**Trecho do documento**

——————————

Vereadores e deputados assistiam a tudo com uma expressão de espanto estampada no rosto: seria o último canto do cisne ou o começo de uma nova obra grandiosa?


Lula disse tudo: sobre a justiça e a injustiça de um Brasil arcaico, deu aula de história, escancarou a divisão dos exploradores e explorados que mantém o país como colônia, mostrou todos os rastros da violência fascista, quebrou o protocolo e driblou a segurança diversas vezes, para estar junto das pessoas da favela, falou a língua do povo, como verdadeiro artista do povo, aquele que leva a arte da palavra sem jamais esquecer da verdade.


Não deixou uma única pauta escapar, foi gentil com a ternura necessária para colocar no centro do palco os próprios moradores da favela do Moinho, mostrou o passado e mostrou o futuro como espelho revelado no caldeirão que mexia ali na frente de todos.

——————————

**Tarefas obrigatórias**
- 1) No trecho sobre Lula na favela do Moinho, quem assistia a tudo com expressão de espanto no rosto?
- 2) Continue o trecho sobre Lula na favela do Moinho a partir da última frase apresentada.

Registros de layout
——————————

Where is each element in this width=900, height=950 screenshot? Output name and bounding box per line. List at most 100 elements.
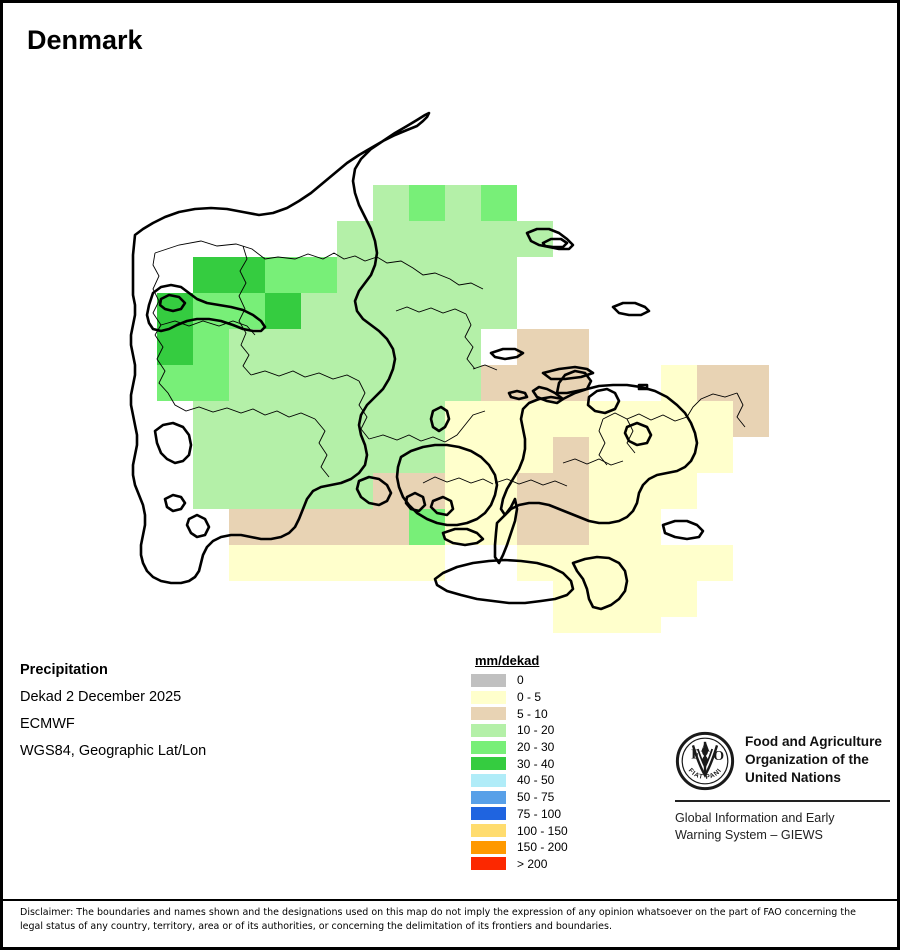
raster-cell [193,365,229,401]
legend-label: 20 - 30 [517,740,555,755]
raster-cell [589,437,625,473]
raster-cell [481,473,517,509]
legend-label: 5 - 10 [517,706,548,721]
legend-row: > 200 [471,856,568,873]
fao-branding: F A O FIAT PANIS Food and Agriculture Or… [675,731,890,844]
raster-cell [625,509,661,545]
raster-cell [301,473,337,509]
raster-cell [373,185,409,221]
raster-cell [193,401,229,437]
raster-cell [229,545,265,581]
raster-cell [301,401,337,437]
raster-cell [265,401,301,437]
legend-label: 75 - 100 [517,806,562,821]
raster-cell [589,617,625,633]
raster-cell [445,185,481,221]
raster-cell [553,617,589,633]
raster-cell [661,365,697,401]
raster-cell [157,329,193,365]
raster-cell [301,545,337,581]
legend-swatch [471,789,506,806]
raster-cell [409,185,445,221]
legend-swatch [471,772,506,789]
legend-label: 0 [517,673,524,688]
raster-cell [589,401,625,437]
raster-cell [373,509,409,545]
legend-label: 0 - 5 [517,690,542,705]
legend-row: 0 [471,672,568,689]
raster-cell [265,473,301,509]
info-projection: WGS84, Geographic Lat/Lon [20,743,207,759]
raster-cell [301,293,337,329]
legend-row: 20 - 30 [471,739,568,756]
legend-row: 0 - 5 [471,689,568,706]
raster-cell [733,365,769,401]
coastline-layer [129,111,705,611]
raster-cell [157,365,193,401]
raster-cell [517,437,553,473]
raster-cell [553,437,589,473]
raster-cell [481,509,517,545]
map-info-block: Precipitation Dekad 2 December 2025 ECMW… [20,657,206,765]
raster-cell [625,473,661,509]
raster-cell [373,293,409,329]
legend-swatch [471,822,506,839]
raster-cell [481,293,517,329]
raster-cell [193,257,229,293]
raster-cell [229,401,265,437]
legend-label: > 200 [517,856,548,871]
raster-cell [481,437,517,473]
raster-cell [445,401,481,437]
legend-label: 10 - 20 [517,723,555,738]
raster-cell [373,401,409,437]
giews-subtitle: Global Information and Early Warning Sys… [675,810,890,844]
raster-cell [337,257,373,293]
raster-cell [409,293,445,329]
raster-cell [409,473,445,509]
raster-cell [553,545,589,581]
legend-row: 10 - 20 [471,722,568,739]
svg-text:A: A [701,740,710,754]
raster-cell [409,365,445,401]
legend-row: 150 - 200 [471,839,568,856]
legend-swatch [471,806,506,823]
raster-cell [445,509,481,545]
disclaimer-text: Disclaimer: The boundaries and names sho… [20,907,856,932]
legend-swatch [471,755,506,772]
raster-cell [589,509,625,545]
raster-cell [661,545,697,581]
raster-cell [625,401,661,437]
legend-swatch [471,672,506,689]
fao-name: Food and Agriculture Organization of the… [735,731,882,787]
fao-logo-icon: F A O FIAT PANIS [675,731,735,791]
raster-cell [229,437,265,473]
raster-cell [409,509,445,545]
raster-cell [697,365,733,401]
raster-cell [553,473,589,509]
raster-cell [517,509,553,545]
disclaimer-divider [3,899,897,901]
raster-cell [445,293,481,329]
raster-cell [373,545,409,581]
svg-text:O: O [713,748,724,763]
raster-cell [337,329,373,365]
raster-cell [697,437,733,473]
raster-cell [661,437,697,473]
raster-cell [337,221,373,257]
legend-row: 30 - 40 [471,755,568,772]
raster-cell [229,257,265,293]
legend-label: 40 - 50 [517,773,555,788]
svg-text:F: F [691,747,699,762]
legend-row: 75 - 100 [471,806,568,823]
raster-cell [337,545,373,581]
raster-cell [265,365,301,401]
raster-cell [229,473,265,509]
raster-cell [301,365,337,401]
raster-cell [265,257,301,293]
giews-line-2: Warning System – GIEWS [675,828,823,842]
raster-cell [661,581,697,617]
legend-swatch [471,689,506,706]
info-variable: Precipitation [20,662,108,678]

——————————

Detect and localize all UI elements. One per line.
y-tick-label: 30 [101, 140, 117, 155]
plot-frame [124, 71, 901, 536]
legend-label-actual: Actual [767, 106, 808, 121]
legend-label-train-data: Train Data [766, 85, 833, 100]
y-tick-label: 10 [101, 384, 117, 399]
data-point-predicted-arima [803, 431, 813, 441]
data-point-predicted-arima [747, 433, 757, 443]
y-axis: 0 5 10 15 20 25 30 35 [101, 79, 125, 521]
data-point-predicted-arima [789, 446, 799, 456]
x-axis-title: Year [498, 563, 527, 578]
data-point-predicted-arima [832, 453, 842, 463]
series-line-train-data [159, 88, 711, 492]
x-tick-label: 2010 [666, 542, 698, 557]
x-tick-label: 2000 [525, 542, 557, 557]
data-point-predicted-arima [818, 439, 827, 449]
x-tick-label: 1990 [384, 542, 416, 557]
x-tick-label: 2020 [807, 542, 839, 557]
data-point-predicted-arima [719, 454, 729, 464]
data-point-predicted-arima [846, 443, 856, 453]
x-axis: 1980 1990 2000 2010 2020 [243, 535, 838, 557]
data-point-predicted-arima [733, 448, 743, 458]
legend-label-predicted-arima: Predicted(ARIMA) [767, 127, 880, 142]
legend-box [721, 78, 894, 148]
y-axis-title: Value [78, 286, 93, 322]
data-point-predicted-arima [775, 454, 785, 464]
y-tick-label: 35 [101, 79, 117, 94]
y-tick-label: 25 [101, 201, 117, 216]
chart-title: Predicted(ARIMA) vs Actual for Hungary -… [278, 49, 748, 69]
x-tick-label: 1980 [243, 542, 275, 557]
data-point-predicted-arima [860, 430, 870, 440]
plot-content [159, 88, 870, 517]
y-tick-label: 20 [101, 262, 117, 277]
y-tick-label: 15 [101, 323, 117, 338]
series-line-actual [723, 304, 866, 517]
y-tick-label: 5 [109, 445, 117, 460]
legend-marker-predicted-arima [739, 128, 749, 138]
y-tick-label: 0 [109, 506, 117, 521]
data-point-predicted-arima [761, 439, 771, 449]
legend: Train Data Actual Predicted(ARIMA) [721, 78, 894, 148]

——————————

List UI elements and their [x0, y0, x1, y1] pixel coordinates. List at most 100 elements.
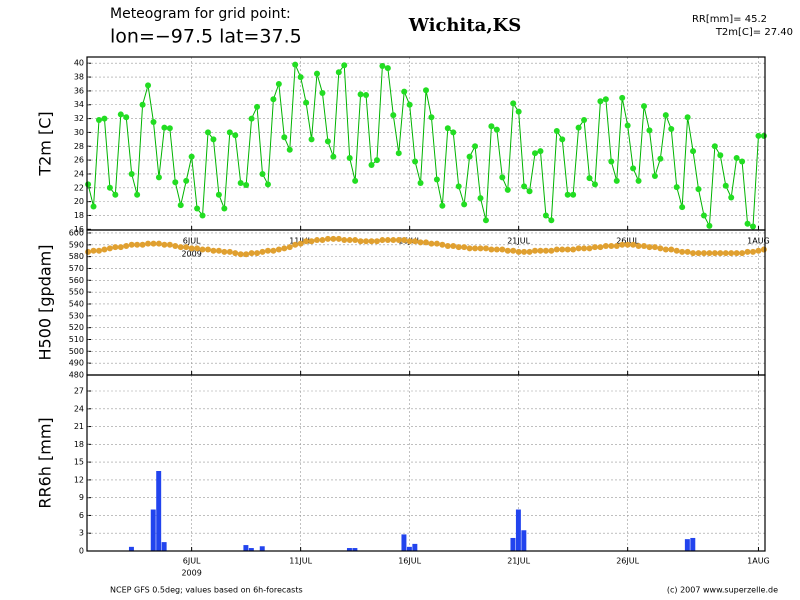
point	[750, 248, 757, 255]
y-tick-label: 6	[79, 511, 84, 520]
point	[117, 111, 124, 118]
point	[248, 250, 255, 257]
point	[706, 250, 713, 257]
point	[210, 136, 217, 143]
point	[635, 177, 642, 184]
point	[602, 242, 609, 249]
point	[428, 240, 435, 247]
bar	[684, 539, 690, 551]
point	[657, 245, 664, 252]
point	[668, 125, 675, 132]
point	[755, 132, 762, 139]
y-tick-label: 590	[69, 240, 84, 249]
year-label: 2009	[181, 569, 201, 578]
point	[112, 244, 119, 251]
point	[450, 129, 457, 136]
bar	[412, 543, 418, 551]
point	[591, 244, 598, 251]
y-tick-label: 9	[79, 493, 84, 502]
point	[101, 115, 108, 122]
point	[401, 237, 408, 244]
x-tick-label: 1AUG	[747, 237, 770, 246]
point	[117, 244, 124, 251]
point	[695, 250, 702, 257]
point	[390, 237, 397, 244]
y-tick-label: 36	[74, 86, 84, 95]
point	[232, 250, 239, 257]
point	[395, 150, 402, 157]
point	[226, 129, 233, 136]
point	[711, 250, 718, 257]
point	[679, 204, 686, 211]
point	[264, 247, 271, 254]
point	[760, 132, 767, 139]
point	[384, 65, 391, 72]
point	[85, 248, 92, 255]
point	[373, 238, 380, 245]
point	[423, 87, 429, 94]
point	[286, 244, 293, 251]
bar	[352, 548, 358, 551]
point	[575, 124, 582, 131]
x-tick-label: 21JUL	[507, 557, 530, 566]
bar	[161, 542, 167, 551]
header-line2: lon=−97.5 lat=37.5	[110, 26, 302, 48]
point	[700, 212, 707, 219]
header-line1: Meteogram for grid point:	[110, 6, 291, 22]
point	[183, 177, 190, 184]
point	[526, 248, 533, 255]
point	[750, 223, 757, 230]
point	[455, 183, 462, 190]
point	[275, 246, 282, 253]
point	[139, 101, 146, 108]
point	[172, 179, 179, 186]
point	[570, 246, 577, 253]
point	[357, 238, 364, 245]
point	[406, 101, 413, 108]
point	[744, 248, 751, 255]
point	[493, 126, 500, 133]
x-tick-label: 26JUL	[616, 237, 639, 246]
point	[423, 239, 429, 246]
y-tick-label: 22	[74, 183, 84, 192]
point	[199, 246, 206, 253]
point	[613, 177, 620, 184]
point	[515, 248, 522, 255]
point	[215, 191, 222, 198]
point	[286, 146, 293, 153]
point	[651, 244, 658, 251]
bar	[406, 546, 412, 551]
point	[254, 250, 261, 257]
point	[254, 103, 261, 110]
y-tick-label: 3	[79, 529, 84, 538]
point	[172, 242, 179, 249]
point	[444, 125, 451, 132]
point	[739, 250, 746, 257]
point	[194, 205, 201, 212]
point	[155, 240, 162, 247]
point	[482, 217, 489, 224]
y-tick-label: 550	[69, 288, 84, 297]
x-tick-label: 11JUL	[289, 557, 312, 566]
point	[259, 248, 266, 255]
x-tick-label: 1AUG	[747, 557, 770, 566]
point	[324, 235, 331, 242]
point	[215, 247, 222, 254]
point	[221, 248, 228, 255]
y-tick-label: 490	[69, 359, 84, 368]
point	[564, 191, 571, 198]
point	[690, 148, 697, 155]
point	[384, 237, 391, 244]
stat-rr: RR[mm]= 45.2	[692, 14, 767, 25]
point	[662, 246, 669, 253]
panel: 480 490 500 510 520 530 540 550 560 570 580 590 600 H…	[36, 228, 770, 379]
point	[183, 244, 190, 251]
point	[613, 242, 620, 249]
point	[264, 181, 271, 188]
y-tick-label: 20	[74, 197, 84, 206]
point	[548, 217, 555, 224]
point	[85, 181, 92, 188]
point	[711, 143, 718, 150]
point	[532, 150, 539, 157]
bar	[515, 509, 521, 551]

——————————

**Respostas por tarefa**
- 1) Vereadores e deputados.

- 2)
Lembrou de dizer que se a área um dia virar parque público, não pode ser sobre o sangue pisoteado dos moradores pobres. Lembrou ainda do último pedido das pessoas do Moinho: que a torre do moinho que dá nome ao local nunca seja derrubada. A favela nunca foi um moinho de vento.


E o mais importante destacou o verbo que é a maior palavra sua para os brasileiros: luta e organização. Quem quer fazer justiça, precisa de luta e organização.


Lula estava feliz no meio do povo no terreiro do Moinho, fazendo o que faz de melhor.



Epílogo


“Lula está perto dos 80 anos e não tem substituto. 

Essa é a desgraça do Brasil.”

(Pepe Mujica – 2024)


“Foi um pobre e pequeno mortal que ajudou

um país inteiro a sublimar suas tristezas.

O pior é que as tristezas voltam, e não há outro Garrincha disponível.

Precisa-se de um novo, que nos alimente o sonho.”

(Carlos Drummond de Andrade, Mané É O Sonho - 1983)


“O que mais me preocupa é que o povo brasileiro possa decidir seu futuro, superar suas contradições sem perder sua alegria.

São meus sentimentos.”

(Pepe Mujica - 2018)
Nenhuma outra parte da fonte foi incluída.